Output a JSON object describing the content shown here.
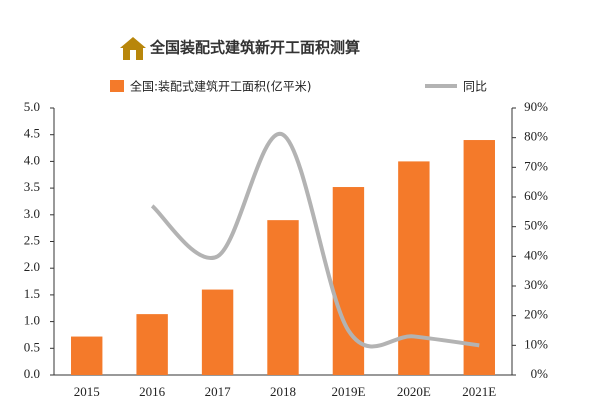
{
  "chart_data": {
    "type": "bar",
    "title": "全国装配式建筑新开工面积测算",
    "categories": [
      "2015",
      "2016",
      "2017",
      "2018",
      "2019E",
      "2020E",
      "2021E"
    ],
    "series": [
      {
        "name": "全国:装配式建筑开工面积(亿平米)",
        "type": "bar",
        "color": "#f47a2a",
        "values": [
          0.72,
          1.14,
          1.6,
          2.9,
          3.52,
          4.0,
          4.4
        ]
      },
      {
        "name": "同比",
        "type": "line",
        "axis": "y2",
        "color": "#b3b3b3",
        "values": [
          null,
          57,
          40,
          81,
          15,
          13,
          10
        ]
      }
    ],
    "ylim": [
      0,
      5
    ],
    "yticks": [
      {
        "value": 0,
        "label": "0.0"
      },
      0.5,
      {
        "value": 1,
        "label": "1.0"
      },
      1.5,
      {
        "value": 2,
        "label": "2.0"
      },
      2.5,
      {
        "value": 3,
        "label": "3.0"
      },
      3.5,
      {
        "value": 4,
        "label": "4.0"
      },
      4.5,
      {
        "value": 5,
        "label": "5.0"
      }
    ],
    "y2lim": [
      0,
      90
    ],
    "y2ticks": [
      {
        "value": 0,
        "label": "0%"
      },
      {
        "value": 10,
        "label": "10%"
      },
      {
        "value": 20,
        "label": "20%"
      },
      {
        "value": 30,
        "label": "30%"
      },
      {
        "value": 40,
        "label": "40%"
      },
      {
        "value": 50,
        "label": "50%"
      },
      {
        "value": 60,
        "label": "60%"
      },
      {
        "value": 70,
        "label": "70%"
      },
      {
        "value": 80,
        "label": "80%"
      },
      {
        "value": 90,
        "label": "90%"
      }
    ]
  }
}
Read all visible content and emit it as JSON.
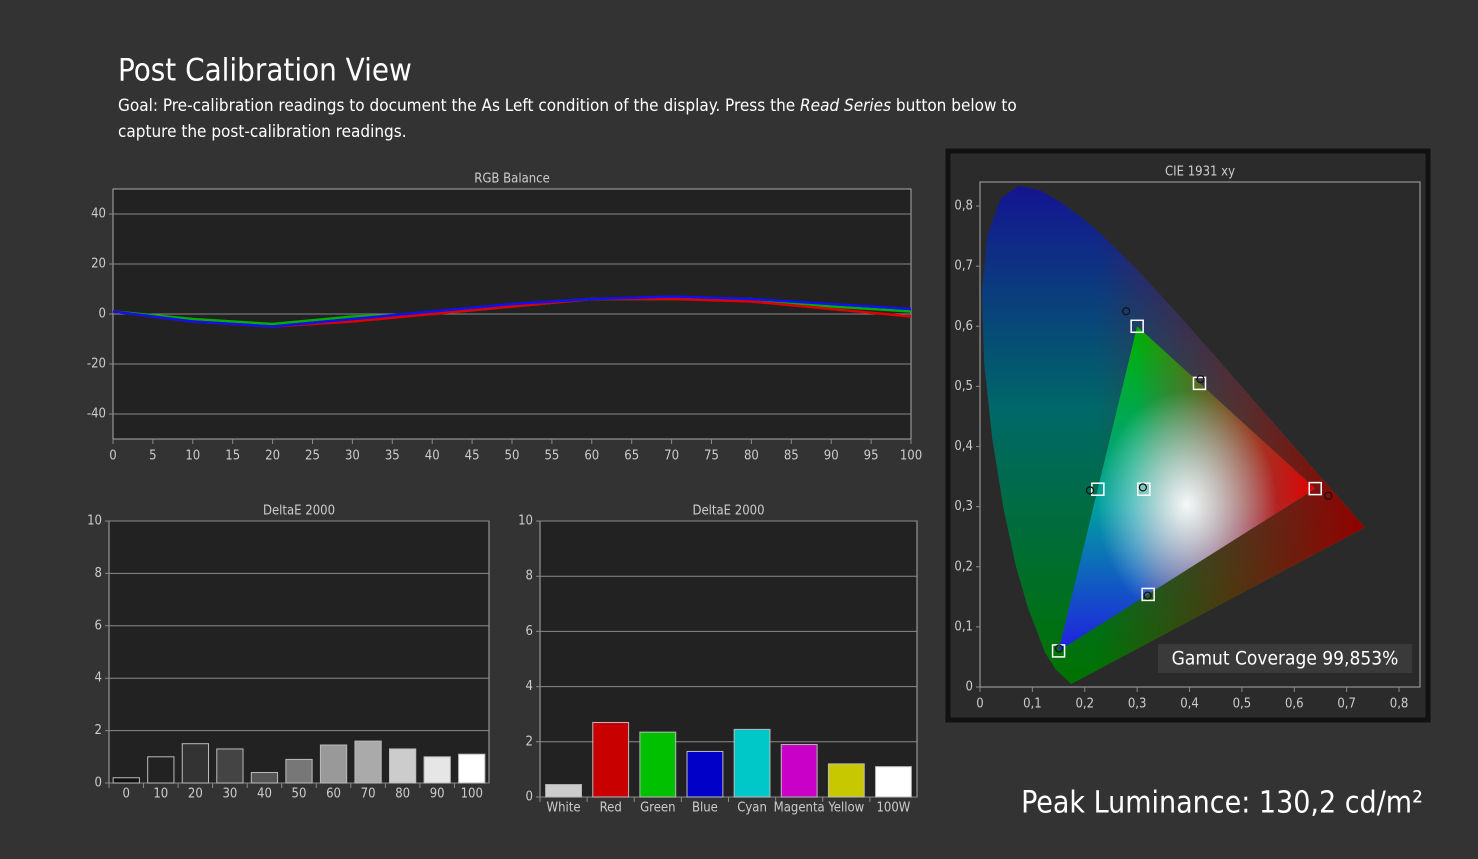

■ TASK DESCRIPTION:
All the lines above are to be reproduced exactly, except the pictures.

■ SOLUTION TO THIS PROBLEM:
Output a JSON object describing the content shown here.
{
  "chart_data": {
    "type": "bar",
    "title": "全国装配式建筑新开工面积测算",
    "categories": [
      "2015",
      "2016",
      "2017",
      "2018",
      "2019E",
      "2020E",
      "2021E"
    ],
    "series": [
      {
        "name": "全国:装配式建筑开工面积(亿平米)",
        "type": "bar",
        "color": "#f47a2a",
        "values": [
          0.72,
          1.14,
          1.6,
          2.9,
          3.52,
          4.0,
          4.4
        ]
      },
      {
        "name": "同比",
        "type": "line",
        "axis": "y2",
        "color": "#b3b3b3",
        "values": [
          null,
          57,
          40,
          81,
          15,
          13,
          10
        ]
      }
    ],
    "ylim": [
      0,
      5
    ],
    "yticks": [
      {
        "value": 0,
        "label": "0.0"
      },
      0.5,
      {
        "value": 1,
        "label": "1.0"
      },
      1.5,
      {
        "value": 2,
        "label": "2.0"
      },
      2.5,
      {
        "value": 3,
        "label": "3.0"
      },
      3.5,
      {
        "value": 4,
        "label": "4.0"
      },
      4.5,
      {
        "value": 5,
        "label": "5.0"
      }
    ],
    "y2lim": [
      0,
      90
    ],
    "y2ticks": [
      {
        "value": 0,
        "label": "0%"
      },
      {
        "value": 10,
        "label": "10%"
      },
      {
        "value": 20,
        "label": "20%"
      },
      {
        "value": 30,
        "label": "30%"
      },
      {
        "value": 40,
        "label": "40%"
      },
      {
        "value": 50,
        "label": "50%"
      },
      {
        "value": 60,
        "label": "60%"
      },
      {
        "value": 70,
        "label": "70%"
      },
      {
        "value": 80,
        "label": "80%"
      },
      {
        "value": 90,
        "label": "90%"
      }
    ]
  }
}
Read all visible content and emit it as JSON.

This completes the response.